## What you need to do:
Which lines of the entries below hold the word "Protein"? Report each of them.

[Items from a document page collection]
Start of Block

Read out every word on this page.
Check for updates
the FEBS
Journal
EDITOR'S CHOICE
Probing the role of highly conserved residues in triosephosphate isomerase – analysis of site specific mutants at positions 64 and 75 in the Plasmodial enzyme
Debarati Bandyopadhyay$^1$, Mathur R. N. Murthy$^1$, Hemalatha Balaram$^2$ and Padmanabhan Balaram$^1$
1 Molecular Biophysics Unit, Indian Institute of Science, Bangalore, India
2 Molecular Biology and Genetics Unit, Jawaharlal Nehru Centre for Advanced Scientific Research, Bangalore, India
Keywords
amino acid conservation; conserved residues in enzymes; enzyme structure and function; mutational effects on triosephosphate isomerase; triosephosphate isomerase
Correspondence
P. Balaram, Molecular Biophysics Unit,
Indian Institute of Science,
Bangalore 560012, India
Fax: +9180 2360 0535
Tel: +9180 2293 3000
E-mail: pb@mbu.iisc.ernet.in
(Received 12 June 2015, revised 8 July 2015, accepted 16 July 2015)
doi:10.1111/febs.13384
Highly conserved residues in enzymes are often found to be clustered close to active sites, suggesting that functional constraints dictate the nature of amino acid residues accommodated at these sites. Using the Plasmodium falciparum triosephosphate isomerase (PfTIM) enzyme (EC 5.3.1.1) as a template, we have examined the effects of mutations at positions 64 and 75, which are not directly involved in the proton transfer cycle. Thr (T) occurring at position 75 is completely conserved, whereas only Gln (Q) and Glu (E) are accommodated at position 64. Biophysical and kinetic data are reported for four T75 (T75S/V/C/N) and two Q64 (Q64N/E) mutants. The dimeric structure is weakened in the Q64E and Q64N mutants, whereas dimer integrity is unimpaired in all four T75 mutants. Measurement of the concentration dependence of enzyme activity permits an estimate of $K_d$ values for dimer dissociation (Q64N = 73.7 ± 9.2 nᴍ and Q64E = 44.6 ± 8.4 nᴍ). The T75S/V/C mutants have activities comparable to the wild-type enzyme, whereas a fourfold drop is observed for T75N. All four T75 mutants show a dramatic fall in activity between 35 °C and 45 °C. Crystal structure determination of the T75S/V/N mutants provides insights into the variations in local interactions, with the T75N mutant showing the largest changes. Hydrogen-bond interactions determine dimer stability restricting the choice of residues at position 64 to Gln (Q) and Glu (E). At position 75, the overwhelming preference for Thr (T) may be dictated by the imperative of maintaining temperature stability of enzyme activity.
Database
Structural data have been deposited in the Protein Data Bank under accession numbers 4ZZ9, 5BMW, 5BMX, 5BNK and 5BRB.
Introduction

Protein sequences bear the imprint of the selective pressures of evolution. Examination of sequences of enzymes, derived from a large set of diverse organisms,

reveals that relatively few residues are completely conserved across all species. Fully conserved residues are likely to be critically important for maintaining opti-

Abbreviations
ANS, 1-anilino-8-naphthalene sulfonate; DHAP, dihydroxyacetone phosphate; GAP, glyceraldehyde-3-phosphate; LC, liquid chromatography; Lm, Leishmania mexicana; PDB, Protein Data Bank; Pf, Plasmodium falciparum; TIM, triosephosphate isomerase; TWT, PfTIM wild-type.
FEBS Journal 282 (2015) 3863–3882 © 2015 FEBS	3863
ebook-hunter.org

End of Block

## Answer to the exercise:
Structural data have been deposited in the Protein Data Bank under accession numbers 4ZZ9, 5BMW, 5BMX, 5BNK and 5BRB.
Protein sequences bear the imprint of the selective pressures of evolution. Examination of sequences of enzymes, derived from a large set of diverse organisms,
ANS, 1-anilino-8-naphthalene sulfonate; DHAP, dihydroxyacetone phosphate; GAP, glyceraldehyde-3-phosphate; LC, liquid chromatography; Lm, Leishmania mexicana; PDB, Protein Data Bank; Pf, Plasmodium falciparum; TIM, triosephosphate isomerase; TWT, PfTIM wild-type.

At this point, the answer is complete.